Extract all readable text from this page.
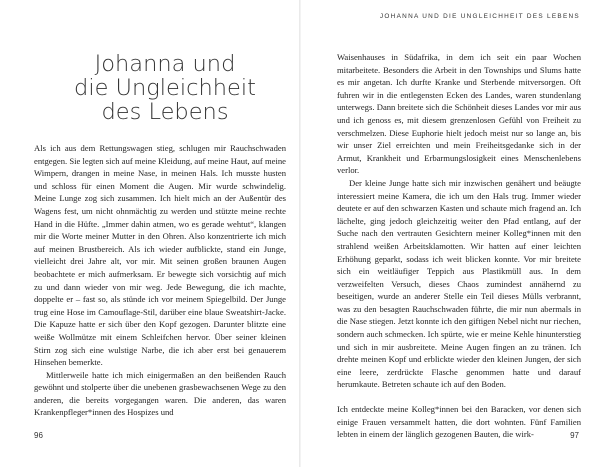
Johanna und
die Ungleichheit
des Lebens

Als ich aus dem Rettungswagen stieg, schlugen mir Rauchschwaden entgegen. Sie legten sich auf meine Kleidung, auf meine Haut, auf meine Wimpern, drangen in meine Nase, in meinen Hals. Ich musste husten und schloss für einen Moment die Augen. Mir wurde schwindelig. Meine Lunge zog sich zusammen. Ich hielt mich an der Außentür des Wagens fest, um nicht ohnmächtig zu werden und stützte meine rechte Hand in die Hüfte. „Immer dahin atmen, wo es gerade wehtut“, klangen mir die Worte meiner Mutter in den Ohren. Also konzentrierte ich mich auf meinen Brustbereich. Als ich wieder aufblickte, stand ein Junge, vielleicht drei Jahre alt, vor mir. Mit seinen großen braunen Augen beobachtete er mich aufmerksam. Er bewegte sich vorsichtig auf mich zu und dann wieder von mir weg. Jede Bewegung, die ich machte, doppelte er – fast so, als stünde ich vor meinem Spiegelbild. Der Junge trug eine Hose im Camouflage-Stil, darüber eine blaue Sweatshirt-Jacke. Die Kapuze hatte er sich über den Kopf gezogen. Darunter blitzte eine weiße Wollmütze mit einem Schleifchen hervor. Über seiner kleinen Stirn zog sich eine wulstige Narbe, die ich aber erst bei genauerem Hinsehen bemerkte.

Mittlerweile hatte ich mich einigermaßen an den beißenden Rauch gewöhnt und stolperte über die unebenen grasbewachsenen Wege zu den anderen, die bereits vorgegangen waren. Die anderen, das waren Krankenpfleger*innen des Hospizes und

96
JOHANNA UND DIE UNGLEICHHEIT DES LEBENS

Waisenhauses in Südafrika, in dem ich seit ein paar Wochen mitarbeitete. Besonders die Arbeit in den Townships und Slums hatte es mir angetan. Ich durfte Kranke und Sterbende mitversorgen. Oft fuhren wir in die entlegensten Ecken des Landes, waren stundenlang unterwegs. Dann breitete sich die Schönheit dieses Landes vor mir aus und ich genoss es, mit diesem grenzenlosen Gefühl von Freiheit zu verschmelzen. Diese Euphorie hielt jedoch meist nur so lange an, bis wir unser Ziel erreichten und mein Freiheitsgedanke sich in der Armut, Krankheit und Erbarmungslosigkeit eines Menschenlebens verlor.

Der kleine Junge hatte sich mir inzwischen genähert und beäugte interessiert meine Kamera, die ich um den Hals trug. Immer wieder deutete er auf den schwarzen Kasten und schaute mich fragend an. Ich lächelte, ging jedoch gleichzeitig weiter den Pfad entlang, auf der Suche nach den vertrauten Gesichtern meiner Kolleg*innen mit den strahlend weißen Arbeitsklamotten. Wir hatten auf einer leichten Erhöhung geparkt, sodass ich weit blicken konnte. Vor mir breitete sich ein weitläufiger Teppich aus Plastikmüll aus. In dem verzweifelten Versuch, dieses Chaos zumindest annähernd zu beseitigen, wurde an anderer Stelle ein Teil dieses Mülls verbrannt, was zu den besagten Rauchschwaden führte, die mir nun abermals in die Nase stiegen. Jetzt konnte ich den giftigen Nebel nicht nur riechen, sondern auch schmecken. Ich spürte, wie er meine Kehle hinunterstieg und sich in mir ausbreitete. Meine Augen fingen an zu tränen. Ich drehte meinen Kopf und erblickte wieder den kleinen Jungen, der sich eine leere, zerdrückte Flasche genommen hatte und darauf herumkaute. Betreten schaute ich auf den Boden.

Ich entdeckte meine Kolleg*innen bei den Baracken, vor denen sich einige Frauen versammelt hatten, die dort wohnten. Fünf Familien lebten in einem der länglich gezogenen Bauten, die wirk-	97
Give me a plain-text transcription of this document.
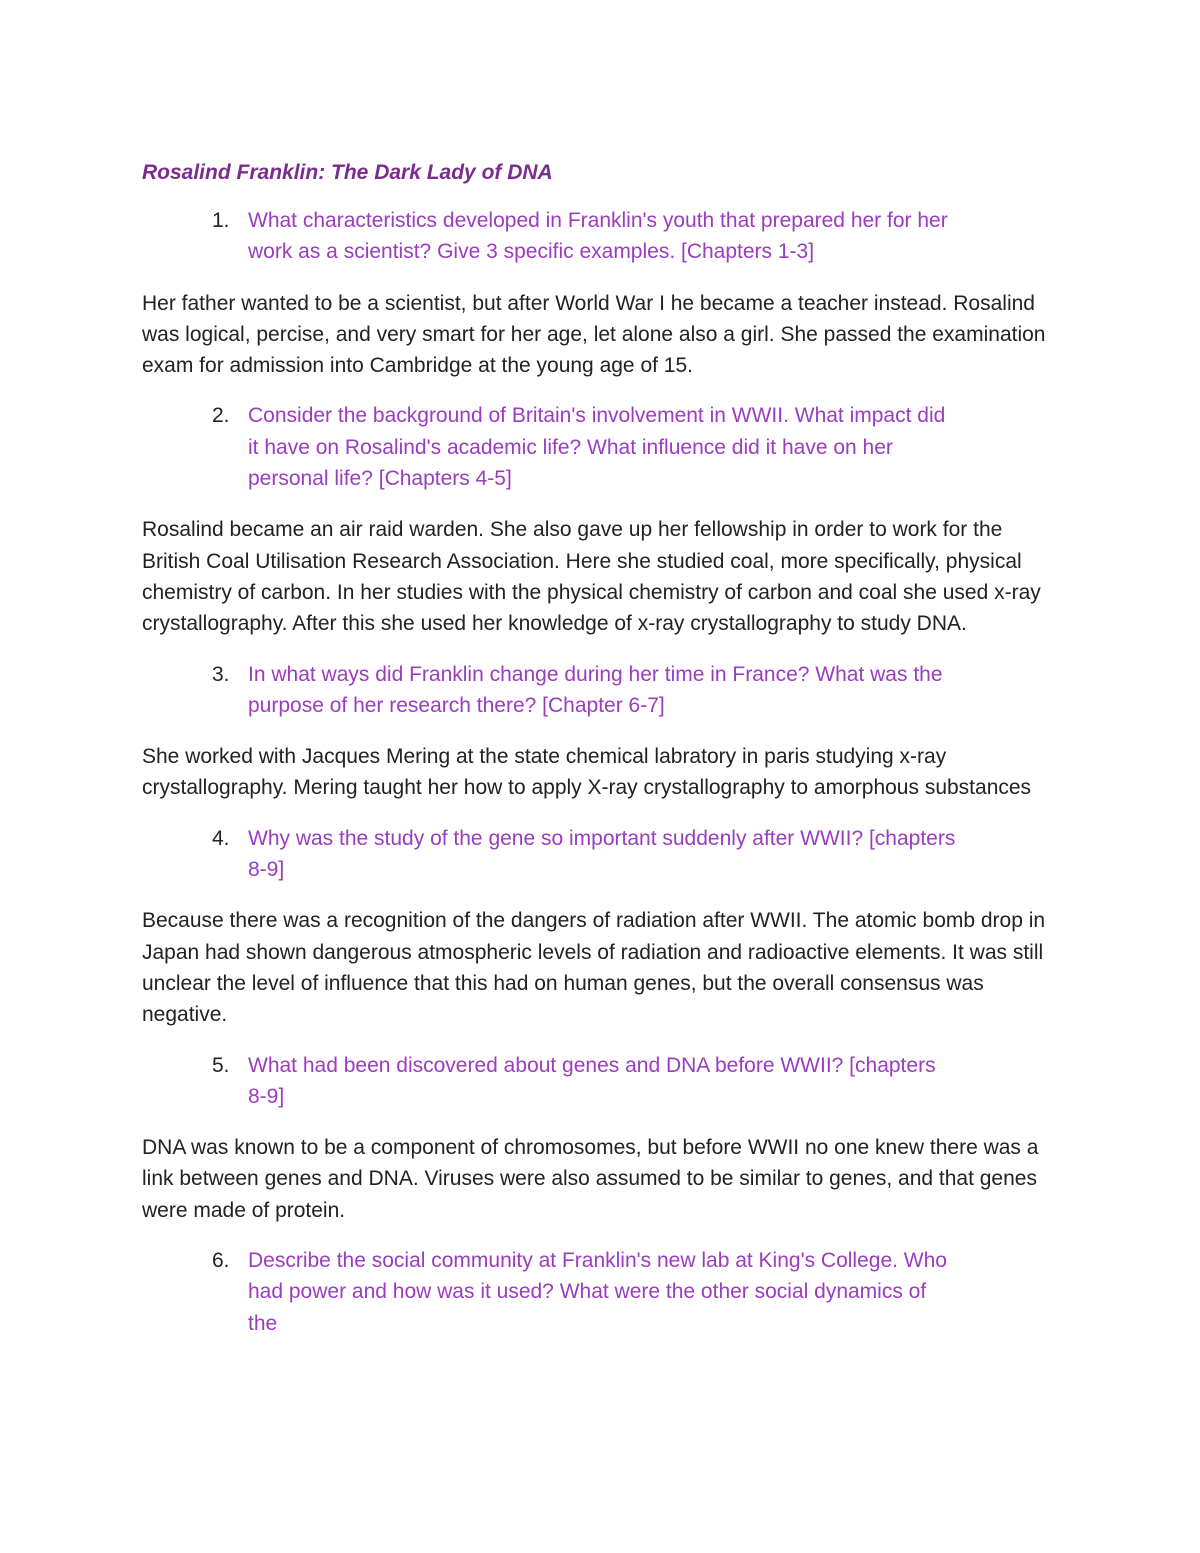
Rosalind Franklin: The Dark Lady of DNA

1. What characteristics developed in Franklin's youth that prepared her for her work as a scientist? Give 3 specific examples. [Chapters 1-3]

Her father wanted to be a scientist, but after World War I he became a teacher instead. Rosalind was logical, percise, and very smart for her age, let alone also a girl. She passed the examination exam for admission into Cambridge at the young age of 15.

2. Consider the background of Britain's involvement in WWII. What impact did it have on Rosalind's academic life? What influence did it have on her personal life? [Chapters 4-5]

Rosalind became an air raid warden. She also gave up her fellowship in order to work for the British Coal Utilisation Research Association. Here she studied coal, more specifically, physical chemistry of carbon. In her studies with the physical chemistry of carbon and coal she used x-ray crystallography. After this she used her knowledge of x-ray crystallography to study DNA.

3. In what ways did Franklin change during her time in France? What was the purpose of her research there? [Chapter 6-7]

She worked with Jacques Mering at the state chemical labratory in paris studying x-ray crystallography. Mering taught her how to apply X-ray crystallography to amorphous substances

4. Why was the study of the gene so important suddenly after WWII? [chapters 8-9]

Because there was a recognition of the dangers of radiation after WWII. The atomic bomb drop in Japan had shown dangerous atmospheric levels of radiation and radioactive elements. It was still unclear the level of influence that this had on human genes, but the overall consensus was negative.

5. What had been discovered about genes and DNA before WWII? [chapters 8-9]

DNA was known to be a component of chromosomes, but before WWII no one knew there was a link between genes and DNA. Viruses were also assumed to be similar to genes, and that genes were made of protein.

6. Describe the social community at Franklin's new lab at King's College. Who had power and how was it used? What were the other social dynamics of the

=-=-=-=-=

ASSIGNMENT => Copy down every line of the material above that includes the string "hatten".

PROBLEM SOLUTION =>
Der kleine Junge hatte sich mir inzwischen genähert und beäugte interessiert meine Kamera, die ich um den Hals trug. Immer wieder deutete er auf den schwarzen Kasten und schaute mich fragend an. Ich lächelte, ging jedoch gleichzeitig weiter den Pfad entlang, auf der Suche nach den vertrauten Gesichtern meiner Kolleg*innen mit den strahlend weißen Arbeitsklamotten. Wir hatten auf einer leichten Erhöhung geparkt, sodass ich weit blicken konnte. Vor mir breitete sich ein weitläufiger Teppich aus Plastikmüll aus. In dem verzweifelten Versuch, dieses Chaos zumindest annähernd zu beseitigen, wurde an anderer Stelle ein Teil dieses Mülls verbrannt, was zu den besagten Rauchschwaden führte, die mir nun abermals in die Nase stiegen. Jetzt konnte ich den giftigen Nebel nicht nur riechen, sondern auch schmecken. Ich spürte, wie er meine Kehle hinunterstieg und sich in mir ausbreitete. Meine Augen fingen an zu tränen. Ich drehte meinen Kopf und erblickte wieder den kleinen Jungen, der sich eine leere, zerdrückte Flasche genommen hatte und darauf herumkaute. Betreten schaute ich auf den Boden.
Ich entdeckte meine Kolleg*innen bei den Baracken, vor denen sich einige Frauen versammelt hatten, die dort wohnten. Fünf Familien lebten in einem der länglich gezogenen Bauten, die wirk-	97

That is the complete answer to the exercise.